__What you have to do__
Repeat the full listing, word for word.

__Data section__
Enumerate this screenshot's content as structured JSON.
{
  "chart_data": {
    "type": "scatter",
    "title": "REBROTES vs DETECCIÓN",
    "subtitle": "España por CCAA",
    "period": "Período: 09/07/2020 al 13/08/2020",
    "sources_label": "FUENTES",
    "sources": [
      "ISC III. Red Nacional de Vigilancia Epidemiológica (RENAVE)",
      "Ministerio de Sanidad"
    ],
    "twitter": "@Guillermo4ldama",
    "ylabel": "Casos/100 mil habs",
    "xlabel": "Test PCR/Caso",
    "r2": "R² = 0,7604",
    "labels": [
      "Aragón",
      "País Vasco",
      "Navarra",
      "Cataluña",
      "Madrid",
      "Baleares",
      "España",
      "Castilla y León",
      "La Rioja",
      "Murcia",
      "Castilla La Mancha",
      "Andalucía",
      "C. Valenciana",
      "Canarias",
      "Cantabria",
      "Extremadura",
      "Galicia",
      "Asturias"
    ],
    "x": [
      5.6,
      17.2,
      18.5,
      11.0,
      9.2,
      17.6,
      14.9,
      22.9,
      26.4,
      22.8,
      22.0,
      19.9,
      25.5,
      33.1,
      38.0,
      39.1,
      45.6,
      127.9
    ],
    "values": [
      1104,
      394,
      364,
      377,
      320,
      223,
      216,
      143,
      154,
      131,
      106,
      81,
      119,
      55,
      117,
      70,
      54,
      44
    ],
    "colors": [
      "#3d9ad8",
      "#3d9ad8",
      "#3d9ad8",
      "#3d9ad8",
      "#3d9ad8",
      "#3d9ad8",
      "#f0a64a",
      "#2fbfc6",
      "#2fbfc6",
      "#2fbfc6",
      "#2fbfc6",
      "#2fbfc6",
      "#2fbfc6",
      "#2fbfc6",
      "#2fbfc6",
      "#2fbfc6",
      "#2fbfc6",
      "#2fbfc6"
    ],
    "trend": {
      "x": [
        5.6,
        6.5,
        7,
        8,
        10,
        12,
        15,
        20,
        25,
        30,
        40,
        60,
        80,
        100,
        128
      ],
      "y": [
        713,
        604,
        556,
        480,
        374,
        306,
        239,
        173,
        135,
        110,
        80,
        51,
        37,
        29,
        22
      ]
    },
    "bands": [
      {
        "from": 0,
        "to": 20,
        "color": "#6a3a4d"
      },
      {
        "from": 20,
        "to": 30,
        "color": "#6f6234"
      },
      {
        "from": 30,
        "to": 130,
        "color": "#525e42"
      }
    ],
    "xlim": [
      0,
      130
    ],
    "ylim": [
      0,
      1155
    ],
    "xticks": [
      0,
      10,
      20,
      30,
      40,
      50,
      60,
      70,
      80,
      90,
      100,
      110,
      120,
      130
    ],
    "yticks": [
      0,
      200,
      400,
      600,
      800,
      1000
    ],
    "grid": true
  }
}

__Full answer__
Enumerate this screenshot's content as structured JSON.
{
  "chart_data": {
    "type": "scatter",
    "title": "REBROTES vs DETECCIÓN",
    "subtitle": "España por CCAA",
    "period": "Período: 09/07/2020 al 13/08/2020",
    "sources_label": "FUENTES",
    "sources": [
      "ISC III. Red Nacional de Vigilancia Epidemiológica (RENAVE)",
      "Ministerio de Sanidad"
    ],
    "twitter": "@Guillermo4ldama",
    "ylabel": "Casos/100 mil habs",
    "xlabel": "Test PCR/Caso",
    "r2": "R² = 0,7604",
    "labels": [
      "Aragón",
      "País Vasco",
      "Navarra",
      "Cataluña",
      "Madrid",
      "Baleares",
      "España",
      "Castilla y León",
      "La Rioja",
      "Murcia",
      "Castilla La Mancha",
      "Andalucía",
      "C. Valenciana",
      "Canarias",
      "Cantabria",
      "Extremadura",
      "Galicia",
      "Asturias"
    ],
    "x": [
      5.6,
      17.2,
      18.5,
      11.0,
      9.2,
      17.6,
      14.9,
      22.9,
      26.4,
      22.8,
      22.0,
      19.9,
      25.5,
      33.1,
      38.0,
      39.1,
      45.6,
      127.9
    ],
    "values": [
      1104,
      394,
      364,
      377,
      320,
      223,
      216,
      143,
      154,
      131,
      106,
      81,
      119,
      55,
      117,
      70,
      54,
      44
    ],
    "colors": [
      "#3d9ad8",
      "#3d9ad8",
      "#3d9ad8",
      "#3d9ad8",
      "#3d9ad8",
      "#3d9ad8",
      "#f0a64a",
      "#2fbfc6",
      "#2fbfc6",
      "#2fbfc6",
      "#2fbfc6",
      "#2fbfc6",
      "#2fbfc6",
      "#2fbfc6",
      "#2fbfc6",
      "#2fbfc6",
      "#2fbfc6",
      "#2fbfc6"
    ],
    "trend": {
      "x": [
        5.6,
        6.5,
        7,
        8,
        10,
        12,
        15,
        20,
        25,
        30,
        40,
        60,
        80,
        100,
        128
      ],
      "y": [
        713,
        604,
        556,
        480,
        374,
        306,
        239,
        173,
        135,
        110,
        80,
        51,
        37,
        29,
        22
      ]
    },
    "bands": [
      {
        "from": 0,
        "to": 20,
        "color": "#6a3a4d"
      },
      {
        "from": 20,
        "to": 30,
        "color": "#6f6234"
      },
      {
        "from": 30,
        "to": 130,
        "color": "#525e42"
      }
    ],
    "xlim": [
      0,
      130
    ],
    "ylim": [
      0,
      1155
    ],
    "xticks": [
      0,
      10,
      20,
      30,
      40,
      50,
      60,
      70,
      80,
      90,
      100,
      110,
      120,
      130
    ],
    "yticks": [
      0,
      200,
      400,
      600,
      800,
      1000
    ],
    "grid": true
  }
}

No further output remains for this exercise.